WHAT IS BEING ASKED: Could you write out every entry exactly as it stands?
** START OF INPUT DATA **
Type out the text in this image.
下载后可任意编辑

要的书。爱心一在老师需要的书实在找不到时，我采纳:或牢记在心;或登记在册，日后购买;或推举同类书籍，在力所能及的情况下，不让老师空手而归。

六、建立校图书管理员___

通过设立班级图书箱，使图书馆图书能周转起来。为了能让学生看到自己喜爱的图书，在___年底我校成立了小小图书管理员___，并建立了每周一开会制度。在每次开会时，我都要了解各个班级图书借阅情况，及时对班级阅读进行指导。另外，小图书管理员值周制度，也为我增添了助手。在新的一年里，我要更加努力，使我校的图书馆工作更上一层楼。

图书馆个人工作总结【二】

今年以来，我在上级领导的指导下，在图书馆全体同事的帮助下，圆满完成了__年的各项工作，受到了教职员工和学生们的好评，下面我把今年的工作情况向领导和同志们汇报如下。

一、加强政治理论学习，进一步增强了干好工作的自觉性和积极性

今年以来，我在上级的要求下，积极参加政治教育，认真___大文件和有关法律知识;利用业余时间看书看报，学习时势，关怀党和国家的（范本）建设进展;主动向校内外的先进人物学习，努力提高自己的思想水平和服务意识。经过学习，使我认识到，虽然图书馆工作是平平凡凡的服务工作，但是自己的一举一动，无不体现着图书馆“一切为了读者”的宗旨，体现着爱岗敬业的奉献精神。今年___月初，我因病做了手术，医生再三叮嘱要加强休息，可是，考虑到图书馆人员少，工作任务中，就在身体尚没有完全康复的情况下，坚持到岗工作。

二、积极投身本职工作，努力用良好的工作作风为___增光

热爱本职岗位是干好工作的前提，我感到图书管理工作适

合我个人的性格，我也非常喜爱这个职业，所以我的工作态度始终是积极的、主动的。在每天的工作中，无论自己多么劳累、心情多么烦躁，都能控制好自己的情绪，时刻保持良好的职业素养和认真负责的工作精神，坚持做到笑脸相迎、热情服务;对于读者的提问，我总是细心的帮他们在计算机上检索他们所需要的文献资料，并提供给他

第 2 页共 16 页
** END OF INPUT DATA **
SOLUTION TO THIS TASK:
Type out the text in this image.
下载后可任意编辑

要的书。爱心一在老师需要的书实在找不到时，我采纳:或牢记在心;或登记在册，日后购买;或推举同类书籍，在力所能及的情况下，不让老师空手而归。

六、建立校图书管理员___

通过设立班级图书箱，使图书馆图书能周转起来。为了能让学生看到自己喜爱的图书，在___年底我校成立了小小图书管理员___，并建立了每周一开会制度。在每次开会时，我都要了解各个班级图书借阅情况，及时对班级阅读进行指导。另外，小图书管理员值周制度，也为我增添了助手。在新的一年里，我要更加努力，使我校的图书馆工作更上一层楼。

图书馆个人工作总结【二】

今年以来，我在上级领导的指导下，在图书馆全体同事的帮助下，圆满完成了__年的各项工作，受到了教职员工和学生们的好评，下面我把今年的工作情况向领导和同志们汇报如下。

一、加强政治理论学习，进一步增强了干好工作的自觉性和积极性

今年以来，我在上级的要求下，积极参加政治教育，认真___大文件和有关法律知识;利用业余时间看书看报，学习时势，关怀党和国家的（范本）建设进展;主动向校内外的先进人物学习，努力提高自己的思想水平和服务意识。经过学习，使我认识到，虽然图书馆工作是平平凡凡的服务工作，但是自己的一举一动，无不体现着图书馆“一切为了读者”的宗旨，体现着爱岗敬业的奉献精神。今年___月初，我因病做了手术，医生再三叮嘱要加强休息，可是，考虑到图书馆人员少，工作任务中，就在身体尚没有完全康复的情况下，坚持到岗工作。

二、积极投身本职工作，努力用良好的工作作风为___增光

热爱本职岗位是干好工作的前提，我感到图书管理工作适

合我个人的性格，我也非常喜爱这个职业，所以我的工作态度始终是积极的、主动的。在每天的工作中，无论自己多么劳累、心情多么烦躁，都能控制好自己的情绪，时刻保持良好的职业素养和认真负责的工作精神，坚持做到笑脸相迎、热情服务;对于读者的提问，我总是细心的帮他们在计算机上检索他们所需要的文献资料，并提供给他

第 2 页共 16 页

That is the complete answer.